• _Task to complete_: From the entries provided below, copy each line that contains the word "this".
— begin Stored rows —
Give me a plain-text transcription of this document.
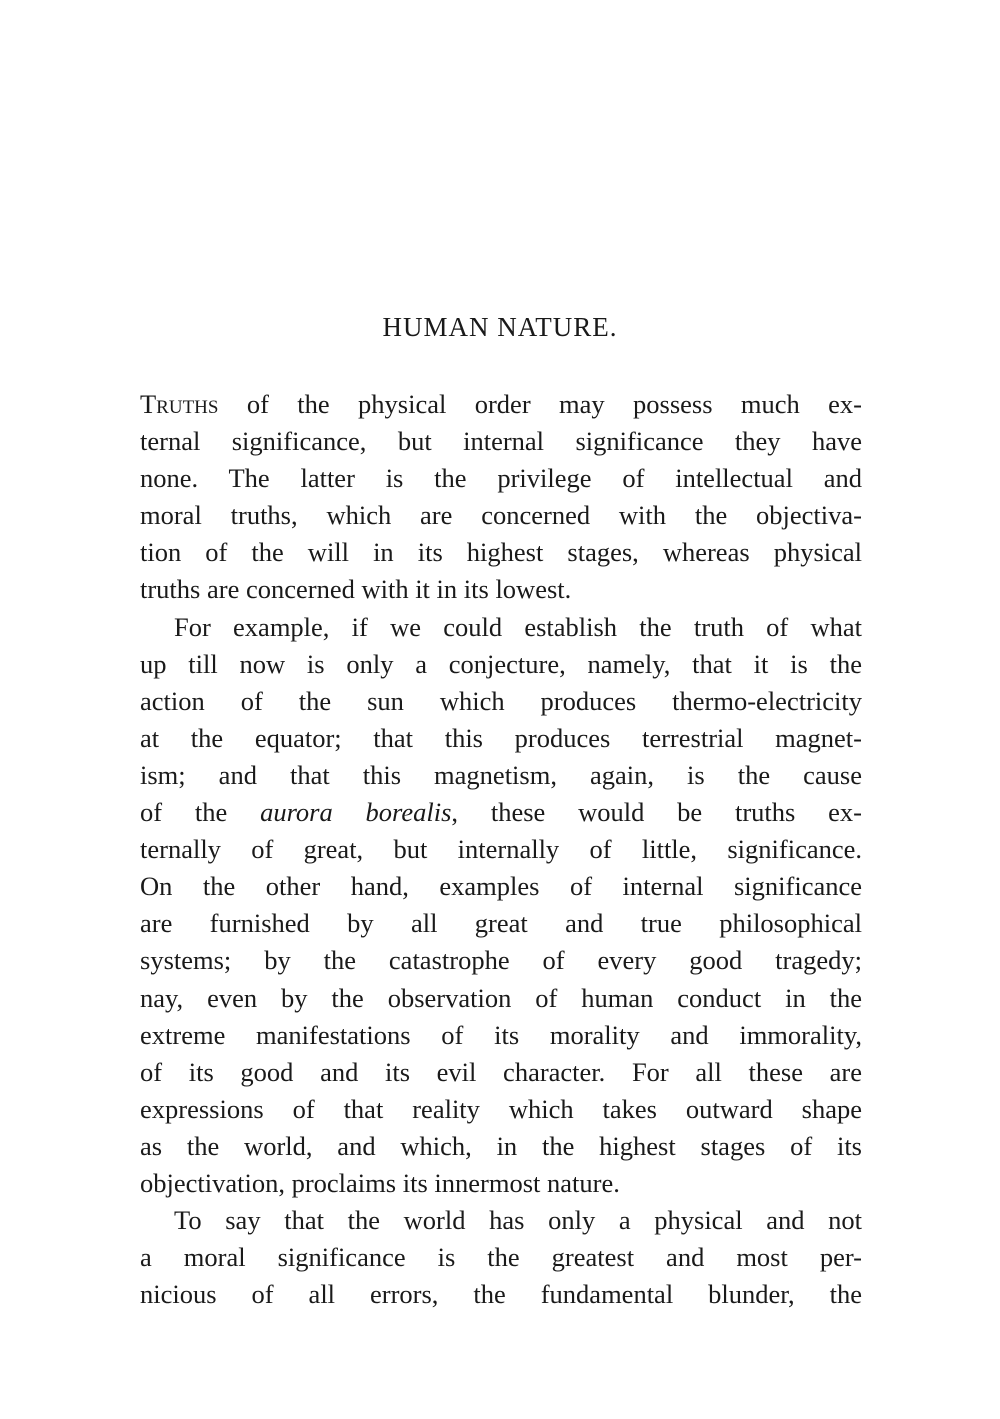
HUMAN NATURE.
Truths of the physical order may possess much ex-
ternal significance, but internal significance they have
none. The latter is the privilege of intellectual and
moral truths, which are concerned with the objectiva-
tion of the will in its highest stages, whereas physical
truths are concerned with it in its lowest.
For example, if we could establish the truth of what
up till now is only a conjecture, namely, that it is the
action of the sun which produces thermo-electricity
at the equator; that this produces terrestrial magnet-
ism; and that this magnetism, again, is the cause
of the aurora borealis, these would be truths ex-
ternally of great, but internally of little, significance.
On the other hand, examples of internal significance
are furnished by all great and true philosophical
systems; by the catastrophe of every good tragedy;
nay, even by the observation of human conduct in the
extreme manifestations of its morality and immorality,
of its good and its evil character. For all these are
expressions of that reality which takes outward shape
as the world, and which, in the highest stages of its
objectivation, proclaims its innermost nature.
To say that the world has only a physical and not
a moral significance is the greatest and most per-
nicious of all errors, the fundamental blunder, the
— end Stored rows —
• _Answer below_:
Give me a plain-text transcription of this document.
at the equator; that this produces terrestrial magnet-
ism; and that this magnetism, again, is the cause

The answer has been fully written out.